Saved entries
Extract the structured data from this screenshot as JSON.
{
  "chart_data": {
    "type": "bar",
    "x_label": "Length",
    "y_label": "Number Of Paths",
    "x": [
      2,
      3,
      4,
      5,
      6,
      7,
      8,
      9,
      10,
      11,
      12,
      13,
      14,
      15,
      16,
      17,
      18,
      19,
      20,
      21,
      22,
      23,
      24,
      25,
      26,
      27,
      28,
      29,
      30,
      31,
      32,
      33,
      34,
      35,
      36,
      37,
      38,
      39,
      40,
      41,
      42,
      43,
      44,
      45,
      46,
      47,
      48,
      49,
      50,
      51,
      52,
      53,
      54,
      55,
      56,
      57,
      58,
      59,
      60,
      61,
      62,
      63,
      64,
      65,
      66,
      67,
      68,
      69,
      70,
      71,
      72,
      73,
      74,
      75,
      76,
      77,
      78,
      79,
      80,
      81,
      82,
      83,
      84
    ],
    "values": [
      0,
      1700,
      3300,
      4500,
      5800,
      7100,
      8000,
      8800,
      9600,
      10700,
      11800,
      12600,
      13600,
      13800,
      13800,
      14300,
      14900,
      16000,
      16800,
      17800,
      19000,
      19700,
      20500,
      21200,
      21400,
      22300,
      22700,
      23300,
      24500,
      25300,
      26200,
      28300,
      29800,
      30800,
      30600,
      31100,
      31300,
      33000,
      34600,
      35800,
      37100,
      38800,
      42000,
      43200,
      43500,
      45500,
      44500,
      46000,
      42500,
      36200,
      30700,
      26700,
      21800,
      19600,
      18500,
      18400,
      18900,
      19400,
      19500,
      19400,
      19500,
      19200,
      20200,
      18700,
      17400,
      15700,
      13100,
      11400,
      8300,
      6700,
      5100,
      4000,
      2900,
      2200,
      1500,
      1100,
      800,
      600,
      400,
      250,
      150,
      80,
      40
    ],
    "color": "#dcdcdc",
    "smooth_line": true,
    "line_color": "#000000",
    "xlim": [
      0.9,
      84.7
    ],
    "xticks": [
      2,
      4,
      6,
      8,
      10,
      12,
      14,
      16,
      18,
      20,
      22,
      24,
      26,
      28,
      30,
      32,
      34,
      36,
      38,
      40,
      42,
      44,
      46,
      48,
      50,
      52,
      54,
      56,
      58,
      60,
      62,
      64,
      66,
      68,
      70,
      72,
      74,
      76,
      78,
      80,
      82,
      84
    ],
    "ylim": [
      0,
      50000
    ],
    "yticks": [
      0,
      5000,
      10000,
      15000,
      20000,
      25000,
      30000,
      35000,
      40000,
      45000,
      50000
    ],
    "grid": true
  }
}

WHAT THIS TASK INVOLVES
Output the records exactly, including every line.

WORKED SOLUTION
Extract the structured data from this screenshot as JSON.
{
  "chart_data": {
    "type": "bar",
    "x_label": "Length",
    "y_label": "Number Of Paths",
    "x": [
      2,
      3,
      4,
      5,
      6,
      7,
      8,
      9,
      10,
      11,
      12,
      13,
      14,
      15,
      16,
      17,
      18,
      19,
      20,
      21,
      22,
      23,
      24,
      25,
      26,
      27,
      28,
      29,
      30,
      31,
      32,
      33,
      34,
      35,
      36,
      37,
      38,
      39,
      40,
      41,
      42,
      43,
      44,
      45,
      46,
      47,
      48,
      49,
      50,
      51,
      52,
      53,
      54,
      55,
      56,
      57,
      58,
      59,
      60,
      61,
      62,
      63,
      64,
      65,
      66,
      67,
      68,
      69,
      70,
      71,
      72,
      73,
      74,
      75,
      76,
      77,
      78,
      79,
      80,
      81,
      82,
      83,
      84
    ],
    "values": [
      0,
      1700,
      3300,
      4500,
      5800,
      7100,
      8000,
      8800,
      9600,
      10700,
      11800,
      12600,
      13600,
      13800,
      13800,
      14300,
      14900,
      16000,
      16800,
      17800,
      19000,
      19700,
      20500,
      21200,
      21400,
      22300,
      22700,
      23300,
      24500,
      25300,
      26200,
      28300,
      29800,
      30800,
      30600,
      31100,
      31300,
      33000,
      34600,
      35800,
      37100,
      38800,
      42000,
      43200,
      43500,
      45500,
      44500,
      46000,
      42500,
      36200,
      30700,
      26700,
      21800,
      19600,
      18500,
      18400,
      18900,
      19400,
      19500,
      19400,
      19500,
      19200,
      20200,
      18700,
      17400,
      15700,
      13100,
      11400,
      8300,
      6700,
      5100,
      4000,
      2900,
      2200,
      1500,
      1100,
      800,
      600,
      400,
      250,
      150,
      80,
      40
    ],
    "color": "#dcdcdc",
    "smooth_line": true,
    "line_color": "#000000",
    "xlim": [
      0.9,
      84.7
    ],
    "xticks": [
      2,
      4,
      6,
      8,
      10,
      12,
      14,
      16,
      18,
      20,
      22,
      24,
      26,
      28,
      30,
      32,
      34,
      36,
      38,
      40,
      42,
      44,
      46,
      48,
      50,
      52,
      54,
      56,
      58,
      60,
      62,
      64,
      66,
      68,
      70,
      72,
      74,
      76,
      78,
      80,
      82,
      84
    ],
    "ylim": [
      0,
      50000
    ],
    "yticks": [
      0,
      5000,
      10000,
      15000,
      20000,
      25000,
      30000,
      35000,
      40000,
      45000,
      50000
    ],
    "grid": true
  }
}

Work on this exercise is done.